- [Figure content listings]:

• • • • •

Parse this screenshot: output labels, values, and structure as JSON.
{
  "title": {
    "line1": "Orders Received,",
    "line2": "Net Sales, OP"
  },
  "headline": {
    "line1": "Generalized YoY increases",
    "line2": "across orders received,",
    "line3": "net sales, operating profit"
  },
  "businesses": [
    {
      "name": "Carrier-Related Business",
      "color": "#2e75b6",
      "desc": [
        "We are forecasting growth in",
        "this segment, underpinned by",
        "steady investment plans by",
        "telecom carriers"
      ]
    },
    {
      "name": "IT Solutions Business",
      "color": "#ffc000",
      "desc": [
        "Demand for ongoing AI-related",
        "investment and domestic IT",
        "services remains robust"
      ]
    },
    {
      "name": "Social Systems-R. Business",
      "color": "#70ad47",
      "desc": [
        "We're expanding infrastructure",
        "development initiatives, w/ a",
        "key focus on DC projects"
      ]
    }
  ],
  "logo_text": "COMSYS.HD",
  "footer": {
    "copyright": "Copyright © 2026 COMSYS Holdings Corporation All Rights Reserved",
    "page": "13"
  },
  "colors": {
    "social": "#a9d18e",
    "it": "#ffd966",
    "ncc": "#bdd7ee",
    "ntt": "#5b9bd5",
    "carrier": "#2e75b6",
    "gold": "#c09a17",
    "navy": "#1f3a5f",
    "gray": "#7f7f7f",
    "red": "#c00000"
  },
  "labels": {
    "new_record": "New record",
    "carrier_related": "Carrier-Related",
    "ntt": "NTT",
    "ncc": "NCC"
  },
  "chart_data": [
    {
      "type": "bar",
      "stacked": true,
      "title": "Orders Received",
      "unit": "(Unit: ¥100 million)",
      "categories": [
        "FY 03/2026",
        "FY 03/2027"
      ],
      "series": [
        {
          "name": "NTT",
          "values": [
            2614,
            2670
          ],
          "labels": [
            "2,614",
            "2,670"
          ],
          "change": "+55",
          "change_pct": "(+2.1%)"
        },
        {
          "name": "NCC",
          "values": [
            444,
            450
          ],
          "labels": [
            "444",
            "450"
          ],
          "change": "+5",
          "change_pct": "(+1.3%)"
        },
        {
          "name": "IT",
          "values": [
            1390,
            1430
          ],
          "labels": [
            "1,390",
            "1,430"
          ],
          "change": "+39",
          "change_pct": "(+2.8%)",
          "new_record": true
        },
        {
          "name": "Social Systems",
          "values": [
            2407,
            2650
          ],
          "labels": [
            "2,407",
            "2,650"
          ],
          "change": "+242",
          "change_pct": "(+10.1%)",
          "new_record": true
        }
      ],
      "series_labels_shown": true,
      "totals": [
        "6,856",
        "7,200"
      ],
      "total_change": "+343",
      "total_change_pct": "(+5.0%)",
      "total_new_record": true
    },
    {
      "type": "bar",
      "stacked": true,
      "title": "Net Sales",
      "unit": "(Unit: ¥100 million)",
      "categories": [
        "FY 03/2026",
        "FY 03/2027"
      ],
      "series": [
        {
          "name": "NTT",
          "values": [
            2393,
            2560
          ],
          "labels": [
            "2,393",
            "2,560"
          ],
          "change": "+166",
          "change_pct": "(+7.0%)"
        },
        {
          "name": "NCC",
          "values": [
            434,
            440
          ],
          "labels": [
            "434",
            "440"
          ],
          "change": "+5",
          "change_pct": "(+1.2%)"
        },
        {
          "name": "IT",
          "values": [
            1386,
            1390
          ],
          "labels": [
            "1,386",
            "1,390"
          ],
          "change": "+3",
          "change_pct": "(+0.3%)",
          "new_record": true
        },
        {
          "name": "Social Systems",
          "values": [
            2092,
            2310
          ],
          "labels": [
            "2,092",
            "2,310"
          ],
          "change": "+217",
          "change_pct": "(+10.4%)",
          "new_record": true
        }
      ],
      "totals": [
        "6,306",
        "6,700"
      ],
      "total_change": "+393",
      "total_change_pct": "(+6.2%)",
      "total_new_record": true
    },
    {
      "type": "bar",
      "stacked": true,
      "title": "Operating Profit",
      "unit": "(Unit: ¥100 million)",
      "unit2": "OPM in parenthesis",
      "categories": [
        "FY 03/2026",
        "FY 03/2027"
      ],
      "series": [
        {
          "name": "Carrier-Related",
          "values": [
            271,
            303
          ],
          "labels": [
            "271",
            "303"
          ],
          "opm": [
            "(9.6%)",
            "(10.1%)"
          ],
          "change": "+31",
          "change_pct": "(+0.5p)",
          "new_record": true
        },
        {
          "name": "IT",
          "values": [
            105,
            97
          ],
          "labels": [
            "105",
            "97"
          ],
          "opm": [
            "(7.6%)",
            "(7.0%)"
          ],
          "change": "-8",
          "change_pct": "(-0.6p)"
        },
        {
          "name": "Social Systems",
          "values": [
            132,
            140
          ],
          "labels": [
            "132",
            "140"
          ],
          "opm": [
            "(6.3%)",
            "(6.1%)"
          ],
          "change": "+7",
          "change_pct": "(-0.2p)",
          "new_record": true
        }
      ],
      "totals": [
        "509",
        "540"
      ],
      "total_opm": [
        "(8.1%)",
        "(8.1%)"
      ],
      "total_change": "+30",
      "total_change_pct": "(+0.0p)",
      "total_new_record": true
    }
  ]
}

• • • • •

- [Written problem]: Return the listing above in full, character for character.

- [Written solution]:
Parse this screenshot: output labels, values, and structure as JSON.
{
  "title": {
    "line1": "Orders Received,",
    "line2": "Net Sales, OP"
  },
  "headline": {
    "line1": "Generalized YoY increases",
    "line2": "across orders received,",
    "line3": "net sales, operating profit"
  },
  "businesses": [
    {
      "name": "Carrier-Related Business",
      "color": "#2e75b6",
      "desc": [
        "We are forecasting growth in",
        "this segment, underpinned by",
        "steady investment plans by",
        "telecom carriers"
      ]
    },
    {
      "name": "IT Solutions Business",
      "color": "#ffc000",
      "desc": [
        "Demand for ongoing AI-related",
        "investment and domestic IT",
        "services remains robust"
      ]
    },
    {
      "name": "Social Systems-R. Business",
      "color": "#70ad47",
      "desc": [
        "We're expanding infrastructure",
        "development initiatives, w/ a",
        "key focus on DC projects"
      ]
    }
  ],
  "logo_text": "COMSYS.HD",
  "footer": {
    "copyright": "Copyright © 2026 COMSYS Holdings Corporation All Rights Reserved",
    "page": "13"
  },
  "colors": {
    "social": "#a9d18e",
    "it": "#ffd966",
    "ncc": "#bdd7ee",
    "ntt": "#5b9bd5",
    "carrier": "#2e75b6",
    "gold": "#c09a17",
    "navy": "#1f3a5f",
    "gray": "#7f7f7f",
    "red": "#c00000"
  },
  "labels": {
    "new_record": "New record",
    "carrier_related": "Carrier-Related",
    "ntt": "NTT",
    "ncc": "NCC"
  },
  "chart_data": [
    {
      "type": "bar",
      "stacked": true,
      "title": "Orders Received",
      "unit": "(Unit: ¥100 million)",
      "categories": [
        "FY 03/2026",
        "FY 03/2027"
      ],
      "series": [
        {
          "name": "NTT",
          "values": [
            2614,
            2670
          ],
          "labels": [
            "2,614",
            "2,670"
          ],
          "change": "+55",
          "change_pct": "(+2.1%)"
        },
        {
          "name": "NCC",
          "values": [
            444,
            450
          ],
          "labels": [
            "444",
            "450"
          ],
          "change": "+5",
          "change_pct": "(+1.3%)"
        },
        {
          "name": "IT",
          "values": [
            1390,
            1430
          ],
          "labels": [
            "1,390",
            "1,430"
          ],
          "change": "+39",
          "change_pct": "(+2.8%)",
          "new_record": true
        },
        {
          "name": "Social Systems",
          "values": [
            2407,
            2650
          ],
          "labels": [
            "2,407",
            "2,650"
          ],
          "change": "+242",
          "change_pct": "(+10.1%)",
          "new_record": true
        }
      ],
      "series_labels_shown": true,
      "totals": [
        "6,856",
        "7,200"
      ],
      "total_change": "+343",
      "total_change_pct": "(+5.0%)",
      "total_new_record": true
    },
    {
      "type": "bar",
      "stacked": true,
      "title": "Net Sales",
      "unit": "(Unit: ¥100 million)",
      "categories": [
        "FY 03/2026",
        "FY 03/2027"
      ],
      "series": [
        {
          "name": "NTT",
          "values": [
            2393,
            2560
          ],
          "labels": [
            "2,393",
            "2,560"
          ],
          "change": "+166",
          "change_pct": "(+7.0%)"
        },
        {
          "name": "NCC",
          "values": [
            434,
            440
          ],
          "labels": [
            "434",
            "440"
          ],
          "change": "+5",
          "change_pct": "(+1.2%)"
        },
        {
          "name": "IT",
          "values": [
            1386,
            1390
          ],
          "labels": [
            "1,386",
            "1,390"
          ],
          "change": "+3",
          "change_pct": "(+0.3%)",
          "new_record": true
        },
        {
          "name": "Social Systems",
          "values": [
            2092,
            2310
          ],
          "labels": [
            "2,092",
            "2,310"
          ],
          "change": "+217",
          "change_pct": "(+10.4%)",
          "new_record": true
        }
      ],
      "totals": [
        "6,306",
        "6,700"
      ],
      "total_change": "+393",
      "total_change_pct": "(+6.2%)",
      "total_new_record": true
    },
    {
      "type": "bar",
      "stacked": true,
      "title": "Operating Profit",
      "unit": "(Unit: ¥100 million)",
      "unit2": "OPM in parenthesis",
      "categories": [
        "FY 03/2026",
        "FY 03/2027"
      ],
      "series": [
        {
          "name": "Carrier-Related",
          "values": [
            271,
            303
          ],
          "labels": [
            "271",
            "303"
          ],
          "opm": [
            "(9.6%)",
            "(10.1%)"
          ],
          "change": "+31",
          "change_pct": "(+0.5p)",
          "new_record": true
        },
        {
          "name": "IT",
          "values": [
            105,
            97
          ],
          "labels": [
            "105",
            "97"
          ],
          "opm": [
            "(7.6%)",
            "(7.0%)"
          ],
          "change": "-8",
          "change_pct": "(-0.6p)"
        },
        {
          "name": "Social Systems",
          "values": [
            132,
            140
          ],
          "labels": [
            "132",
            "140"
          ],
          "opm": [
            "(6.3%)",
            "(6.1%)"
          ],
          "change": "+7",
          "change_pct": "(-0.2p)",
          "new_record": true
        }
      ],
      "totals": [
        "509",
        "540"
      ],
      "total_opm": [
        "(8.1%)",
        "(8.1%)"
      ],
      "total_change": "+30",
      "total_change_pct": "(+0.0p)",
      "total_new_record": true
    }
  ]
}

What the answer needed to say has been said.